__Exercise directions__. Below is a set of records; restate each one word for word.
* Start Extracted data *
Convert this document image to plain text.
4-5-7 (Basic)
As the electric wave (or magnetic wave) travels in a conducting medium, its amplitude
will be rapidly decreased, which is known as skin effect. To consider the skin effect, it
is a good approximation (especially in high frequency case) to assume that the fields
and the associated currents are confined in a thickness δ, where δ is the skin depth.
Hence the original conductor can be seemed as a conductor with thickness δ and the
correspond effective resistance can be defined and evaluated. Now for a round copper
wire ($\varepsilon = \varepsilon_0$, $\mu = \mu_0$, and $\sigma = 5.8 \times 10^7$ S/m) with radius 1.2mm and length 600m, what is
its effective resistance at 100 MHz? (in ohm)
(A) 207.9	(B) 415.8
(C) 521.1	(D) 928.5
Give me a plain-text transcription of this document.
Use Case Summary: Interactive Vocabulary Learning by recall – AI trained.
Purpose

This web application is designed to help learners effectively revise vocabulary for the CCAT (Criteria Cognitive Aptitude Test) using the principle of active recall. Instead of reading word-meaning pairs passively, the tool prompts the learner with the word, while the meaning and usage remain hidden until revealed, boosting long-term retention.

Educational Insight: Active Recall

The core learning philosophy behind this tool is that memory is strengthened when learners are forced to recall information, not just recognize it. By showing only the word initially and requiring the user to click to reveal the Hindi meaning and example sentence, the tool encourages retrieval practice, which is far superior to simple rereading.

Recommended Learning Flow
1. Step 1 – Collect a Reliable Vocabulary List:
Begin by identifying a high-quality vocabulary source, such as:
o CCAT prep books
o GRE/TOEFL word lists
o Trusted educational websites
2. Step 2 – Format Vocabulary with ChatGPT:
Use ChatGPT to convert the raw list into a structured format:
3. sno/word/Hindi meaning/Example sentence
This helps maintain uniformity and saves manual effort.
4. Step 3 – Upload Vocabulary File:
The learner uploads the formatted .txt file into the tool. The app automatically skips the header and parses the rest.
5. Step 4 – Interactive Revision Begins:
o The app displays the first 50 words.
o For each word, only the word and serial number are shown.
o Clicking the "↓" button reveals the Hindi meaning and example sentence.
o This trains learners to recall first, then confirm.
* End Extracted data *
__Answer to this problem__.
Convert this document image to plain text.
4-5-7 (Basic)
As the electric wave (or magnetic wave) travels in a conducting medium, its amplitude
will be rapidly decreased, which is known as skin effect. To consider the skin effect, it
is a good approximation (especially in high frequency case) to assume that the fields
and the associated currents are confined in a thickness δ, where δ is the skin depth.
Hence the original conductor can be seemed as a conductor with thickness δ and the
correspond effective resistance can be defined and evaluated. Now for a round copper
wire ($\varepsilon = \varepsilon_0$, $\mu = \mu_0$, and $\sigma = 5.8 \times 10^7$ S/m) with radius 1.2mm and length 600m, what is
its effective resistance at 100 MHz? (in ohm)
(A) 207.9	(B) 415.8
(C) 521.1	(D) 928.5
Give me a plain-text transcription of this document.
Use Case Summary: Interactive Vocabulary Learning by recall – AI trained.
Purpose

This web application is designed to help learners effectively revise vocabulary for the CCAT (Criteria Cognitive Aptitude Test) using the principle of active recall. Instead of reading word-meaning pairs passively, the tool prompts the learner with the word, while the meaning and usage remain hidden until revealed, boosting long-term retention.

Educational Insight: Active Recall

The core learning philosophy behind this tool is that memory is strengthened when learners are forced to recall information, not just recognize it. By showing only the word initially and requiring the user to click to reveal the Hindi meaning and example sentence, the tool encourages retrieval practice, which is far superior to simple rereading.

Recommended Learning Flow
1. Step 1 – Collect a Reliable Vocabulary List:
Begin by identifying a high-quality vocabulary source, such as:
o CCAT prep books
o GRE/TOEFL word lists
o Trusted educational websites
2. Step 2 – Format Vocabulary with ChatGPT:
Use ChatGPT to convert the raw list into a structured format:
3. sno/word/Hindi meaning/Example sentence
This helps maintain uniformity and saves manual effort.
4. Step 3 – Upload Vocabulary File:
The learner uploads the formatted .txt file into the tool. The app automatically skips the header and parses the rest.
5. Step 4 – Interactive Revision Begins:
o The app displays the first 50 words.
o For each word, only the word and serial number are shown.
o Clicking the "↓" button reveals the Hindi meaning and example sentence.
o This trains learners to recall first, then confirm.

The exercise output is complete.